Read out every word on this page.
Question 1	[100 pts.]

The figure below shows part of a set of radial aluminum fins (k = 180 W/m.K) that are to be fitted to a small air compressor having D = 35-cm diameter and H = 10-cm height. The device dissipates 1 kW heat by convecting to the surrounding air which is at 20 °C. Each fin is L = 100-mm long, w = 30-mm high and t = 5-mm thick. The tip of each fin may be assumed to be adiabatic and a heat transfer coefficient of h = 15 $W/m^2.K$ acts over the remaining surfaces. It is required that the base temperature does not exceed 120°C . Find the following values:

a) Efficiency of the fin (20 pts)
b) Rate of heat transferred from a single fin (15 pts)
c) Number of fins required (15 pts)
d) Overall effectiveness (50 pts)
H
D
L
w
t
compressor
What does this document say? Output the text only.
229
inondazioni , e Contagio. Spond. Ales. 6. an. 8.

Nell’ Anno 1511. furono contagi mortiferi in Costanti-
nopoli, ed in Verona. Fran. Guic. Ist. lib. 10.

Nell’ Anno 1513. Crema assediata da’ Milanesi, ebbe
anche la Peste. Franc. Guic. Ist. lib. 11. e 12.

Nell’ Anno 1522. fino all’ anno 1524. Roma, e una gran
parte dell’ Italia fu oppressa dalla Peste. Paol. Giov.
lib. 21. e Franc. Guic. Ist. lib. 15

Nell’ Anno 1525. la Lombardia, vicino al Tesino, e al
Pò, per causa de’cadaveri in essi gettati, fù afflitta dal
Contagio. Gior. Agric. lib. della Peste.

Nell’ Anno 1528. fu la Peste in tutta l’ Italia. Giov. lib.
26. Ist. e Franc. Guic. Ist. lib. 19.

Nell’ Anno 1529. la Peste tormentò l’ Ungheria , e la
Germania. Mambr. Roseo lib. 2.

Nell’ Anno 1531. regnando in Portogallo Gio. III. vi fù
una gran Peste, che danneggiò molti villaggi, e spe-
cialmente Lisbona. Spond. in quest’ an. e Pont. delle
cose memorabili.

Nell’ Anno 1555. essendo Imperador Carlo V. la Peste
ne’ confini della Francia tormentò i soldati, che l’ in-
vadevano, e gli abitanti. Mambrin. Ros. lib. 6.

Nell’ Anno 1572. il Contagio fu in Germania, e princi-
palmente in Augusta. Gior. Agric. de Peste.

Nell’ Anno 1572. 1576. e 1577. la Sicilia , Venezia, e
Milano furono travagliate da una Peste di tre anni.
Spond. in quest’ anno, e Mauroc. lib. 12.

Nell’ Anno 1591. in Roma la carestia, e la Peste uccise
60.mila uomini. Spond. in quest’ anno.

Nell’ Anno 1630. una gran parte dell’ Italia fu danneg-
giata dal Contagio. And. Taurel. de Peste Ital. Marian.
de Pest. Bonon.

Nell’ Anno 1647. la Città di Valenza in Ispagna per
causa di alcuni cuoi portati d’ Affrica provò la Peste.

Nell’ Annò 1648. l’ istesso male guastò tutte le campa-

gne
++++++++++
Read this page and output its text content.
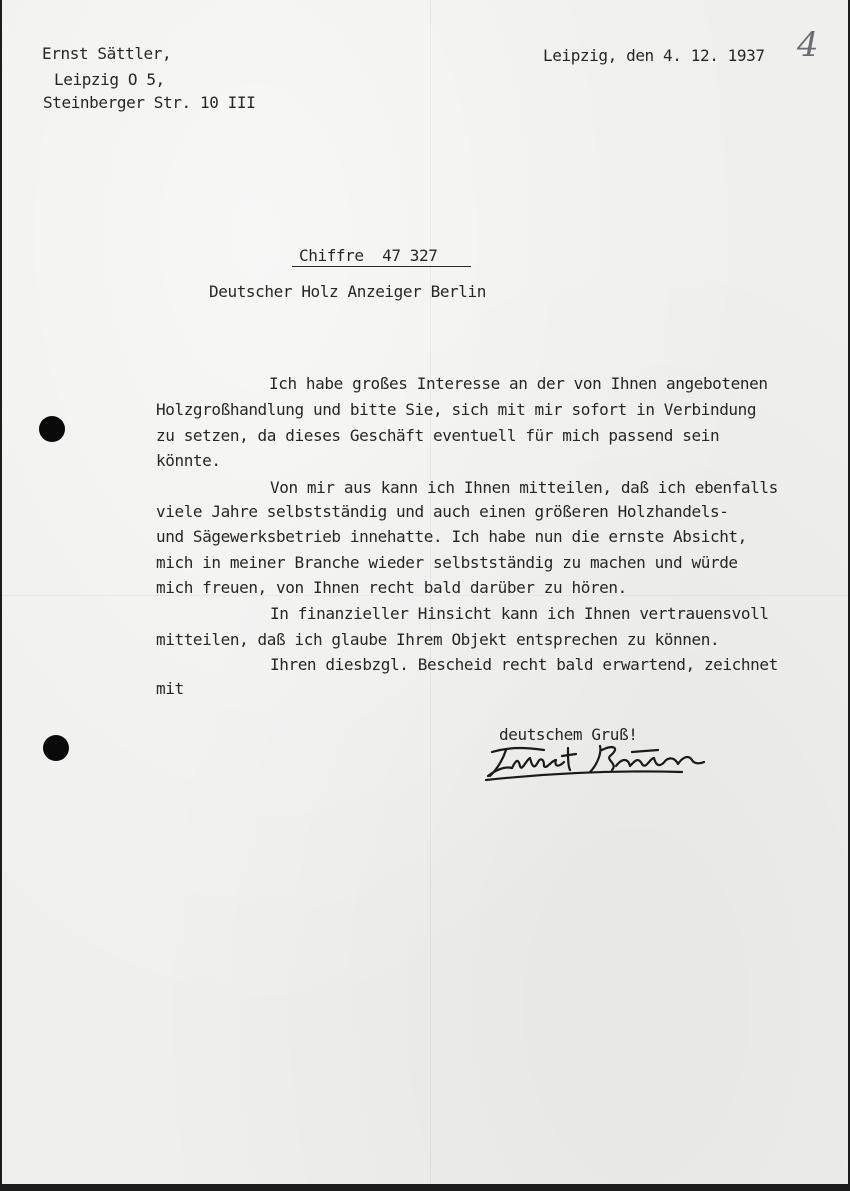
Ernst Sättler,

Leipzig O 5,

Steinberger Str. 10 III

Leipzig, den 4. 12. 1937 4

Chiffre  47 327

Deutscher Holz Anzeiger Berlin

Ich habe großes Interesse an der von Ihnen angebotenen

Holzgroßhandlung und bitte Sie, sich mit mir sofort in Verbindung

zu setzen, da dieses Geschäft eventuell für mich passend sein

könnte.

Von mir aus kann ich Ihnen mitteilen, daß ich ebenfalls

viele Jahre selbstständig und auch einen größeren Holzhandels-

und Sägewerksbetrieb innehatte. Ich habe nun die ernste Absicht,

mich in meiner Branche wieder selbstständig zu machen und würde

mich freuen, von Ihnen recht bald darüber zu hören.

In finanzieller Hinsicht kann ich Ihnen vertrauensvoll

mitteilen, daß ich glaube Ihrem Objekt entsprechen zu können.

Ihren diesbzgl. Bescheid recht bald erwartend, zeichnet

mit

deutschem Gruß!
++++++++++
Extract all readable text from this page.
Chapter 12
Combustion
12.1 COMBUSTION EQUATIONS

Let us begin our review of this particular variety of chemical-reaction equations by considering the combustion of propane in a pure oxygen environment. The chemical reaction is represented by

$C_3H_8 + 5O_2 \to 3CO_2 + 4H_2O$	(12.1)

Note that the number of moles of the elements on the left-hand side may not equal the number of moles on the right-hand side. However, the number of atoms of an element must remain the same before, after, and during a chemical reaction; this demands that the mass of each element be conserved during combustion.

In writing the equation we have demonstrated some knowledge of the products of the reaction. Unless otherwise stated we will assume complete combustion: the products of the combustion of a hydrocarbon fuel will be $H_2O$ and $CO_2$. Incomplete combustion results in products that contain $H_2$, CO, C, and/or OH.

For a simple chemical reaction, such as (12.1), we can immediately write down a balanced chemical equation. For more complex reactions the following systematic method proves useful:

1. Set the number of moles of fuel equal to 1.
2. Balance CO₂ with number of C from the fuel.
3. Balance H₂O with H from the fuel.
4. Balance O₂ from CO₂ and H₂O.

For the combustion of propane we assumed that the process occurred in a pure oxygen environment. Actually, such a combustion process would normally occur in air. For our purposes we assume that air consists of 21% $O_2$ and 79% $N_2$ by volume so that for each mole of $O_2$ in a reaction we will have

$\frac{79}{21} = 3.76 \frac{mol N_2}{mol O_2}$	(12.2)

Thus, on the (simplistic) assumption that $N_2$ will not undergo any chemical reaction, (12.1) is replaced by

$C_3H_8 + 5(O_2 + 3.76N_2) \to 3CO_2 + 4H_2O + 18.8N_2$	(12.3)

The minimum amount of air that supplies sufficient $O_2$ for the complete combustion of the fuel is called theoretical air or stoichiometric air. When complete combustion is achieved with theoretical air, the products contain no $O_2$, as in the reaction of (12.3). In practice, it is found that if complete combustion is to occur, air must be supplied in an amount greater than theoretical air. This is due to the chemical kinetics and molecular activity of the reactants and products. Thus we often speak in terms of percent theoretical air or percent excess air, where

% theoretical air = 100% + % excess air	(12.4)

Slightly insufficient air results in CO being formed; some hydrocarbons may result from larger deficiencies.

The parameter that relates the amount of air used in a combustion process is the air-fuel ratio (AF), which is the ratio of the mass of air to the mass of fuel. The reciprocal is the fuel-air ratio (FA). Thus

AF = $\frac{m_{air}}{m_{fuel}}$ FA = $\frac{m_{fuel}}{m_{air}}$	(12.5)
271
++++++++++
**REQUIREMENTS**
Which lines hold the word "products"? Copy all of them.

**RIGHT ANSWER**
In writing the equation we have demonstrated some knowledge of the products of the reaction. Unless otherwise stated we will assume complete combustion: the products of the combustion of a hydrocarbon fuel will be $H_2O$ and $CO_2$. Incomplete combustion results in products that contain $H_2$, CO, C, and/or OH.
The minimum amount of air that supplies sufficient $O_2$ for the complete combustion of the fuel is called theoretical air or stoichiometric air. When complete combustion is achieved with theoretical air, the products contain no $O_2$, as in the reaction of (12.3). In practice, it is found that if complete combustion is to occur, air must be supplied in an amount greater than theoretical air. This is due to the chemical kinetics and molecular activity of the reactants and products. Thus we often speak in terms of percent theoretical air or percent excess air, where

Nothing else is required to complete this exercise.